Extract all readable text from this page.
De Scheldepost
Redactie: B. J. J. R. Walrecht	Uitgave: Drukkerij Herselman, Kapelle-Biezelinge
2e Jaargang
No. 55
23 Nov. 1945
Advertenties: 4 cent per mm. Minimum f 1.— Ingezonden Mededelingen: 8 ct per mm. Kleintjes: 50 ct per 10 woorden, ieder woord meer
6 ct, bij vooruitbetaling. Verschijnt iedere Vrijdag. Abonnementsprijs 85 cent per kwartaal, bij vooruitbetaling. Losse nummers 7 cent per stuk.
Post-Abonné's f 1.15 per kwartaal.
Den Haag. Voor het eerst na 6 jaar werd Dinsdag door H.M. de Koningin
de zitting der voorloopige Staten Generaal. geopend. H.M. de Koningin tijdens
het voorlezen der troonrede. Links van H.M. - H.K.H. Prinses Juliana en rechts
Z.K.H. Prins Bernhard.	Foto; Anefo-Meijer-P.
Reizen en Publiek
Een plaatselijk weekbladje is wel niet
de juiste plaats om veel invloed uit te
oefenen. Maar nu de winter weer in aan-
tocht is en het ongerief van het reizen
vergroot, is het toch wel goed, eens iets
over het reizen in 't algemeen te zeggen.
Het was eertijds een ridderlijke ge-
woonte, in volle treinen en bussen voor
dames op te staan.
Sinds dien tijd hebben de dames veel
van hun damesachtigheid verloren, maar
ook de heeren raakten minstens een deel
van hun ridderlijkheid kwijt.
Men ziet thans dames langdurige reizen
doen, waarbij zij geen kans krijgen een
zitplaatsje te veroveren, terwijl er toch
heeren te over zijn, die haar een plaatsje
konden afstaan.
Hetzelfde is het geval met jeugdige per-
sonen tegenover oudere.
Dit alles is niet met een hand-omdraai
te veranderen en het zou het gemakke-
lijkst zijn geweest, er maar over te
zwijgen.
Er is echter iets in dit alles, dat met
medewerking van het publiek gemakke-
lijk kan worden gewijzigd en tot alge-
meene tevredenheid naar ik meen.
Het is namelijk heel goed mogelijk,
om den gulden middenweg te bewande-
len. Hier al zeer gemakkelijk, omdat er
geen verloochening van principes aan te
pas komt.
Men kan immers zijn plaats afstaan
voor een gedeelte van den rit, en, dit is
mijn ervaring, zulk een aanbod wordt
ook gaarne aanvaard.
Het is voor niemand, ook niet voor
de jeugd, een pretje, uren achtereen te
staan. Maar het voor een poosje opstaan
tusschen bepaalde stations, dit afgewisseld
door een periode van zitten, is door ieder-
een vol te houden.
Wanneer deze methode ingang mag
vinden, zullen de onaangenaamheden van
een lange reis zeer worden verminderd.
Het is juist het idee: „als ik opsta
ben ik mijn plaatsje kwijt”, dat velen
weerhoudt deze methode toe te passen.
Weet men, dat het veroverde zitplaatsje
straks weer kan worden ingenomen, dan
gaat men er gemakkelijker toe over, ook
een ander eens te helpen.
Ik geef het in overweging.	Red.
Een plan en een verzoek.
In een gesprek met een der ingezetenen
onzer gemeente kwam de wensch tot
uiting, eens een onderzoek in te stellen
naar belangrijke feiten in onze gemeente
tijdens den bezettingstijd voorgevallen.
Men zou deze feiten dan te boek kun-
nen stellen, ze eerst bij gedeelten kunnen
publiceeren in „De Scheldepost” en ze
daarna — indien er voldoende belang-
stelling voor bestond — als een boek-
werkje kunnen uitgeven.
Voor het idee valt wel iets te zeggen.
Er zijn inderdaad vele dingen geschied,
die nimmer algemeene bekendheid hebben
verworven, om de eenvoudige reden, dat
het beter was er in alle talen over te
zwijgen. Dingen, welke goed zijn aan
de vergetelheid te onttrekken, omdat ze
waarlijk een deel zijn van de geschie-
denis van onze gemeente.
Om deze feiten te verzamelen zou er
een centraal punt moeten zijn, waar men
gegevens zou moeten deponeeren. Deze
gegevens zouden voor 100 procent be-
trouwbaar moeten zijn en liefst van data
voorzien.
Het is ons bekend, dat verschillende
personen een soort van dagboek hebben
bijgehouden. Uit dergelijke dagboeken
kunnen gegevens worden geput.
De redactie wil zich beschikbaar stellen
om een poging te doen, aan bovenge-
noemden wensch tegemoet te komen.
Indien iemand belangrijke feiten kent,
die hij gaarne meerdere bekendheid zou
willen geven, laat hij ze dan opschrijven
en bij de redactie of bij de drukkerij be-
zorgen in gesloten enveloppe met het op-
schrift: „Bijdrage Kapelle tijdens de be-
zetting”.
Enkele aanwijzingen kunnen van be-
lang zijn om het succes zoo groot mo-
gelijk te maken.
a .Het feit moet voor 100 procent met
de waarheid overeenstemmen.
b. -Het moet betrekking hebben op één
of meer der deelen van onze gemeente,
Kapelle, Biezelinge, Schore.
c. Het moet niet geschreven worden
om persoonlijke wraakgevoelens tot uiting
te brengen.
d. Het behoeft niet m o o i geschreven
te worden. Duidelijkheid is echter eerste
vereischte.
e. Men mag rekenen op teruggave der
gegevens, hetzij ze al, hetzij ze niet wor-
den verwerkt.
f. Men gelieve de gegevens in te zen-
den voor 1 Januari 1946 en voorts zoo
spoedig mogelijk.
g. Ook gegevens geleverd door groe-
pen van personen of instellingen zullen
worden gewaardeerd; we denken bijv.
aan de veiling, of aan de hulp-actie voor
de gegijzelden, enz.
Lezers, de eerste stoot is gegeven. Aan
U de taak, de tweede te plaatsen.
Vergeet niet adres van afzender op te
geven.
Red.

★ ★ ★ ★ ★

● **Assigned task**: Find the string "tijdens" in the material above. Then copy each line that has it.

● **Task answer**:
de zitting der voorloopige Staten Generaal. geopend. H.M. de Koningin tijdens
tijdens den bezettingstijd voorgevallen.
schrift: „Bijdrage Kapelle tijdens de be-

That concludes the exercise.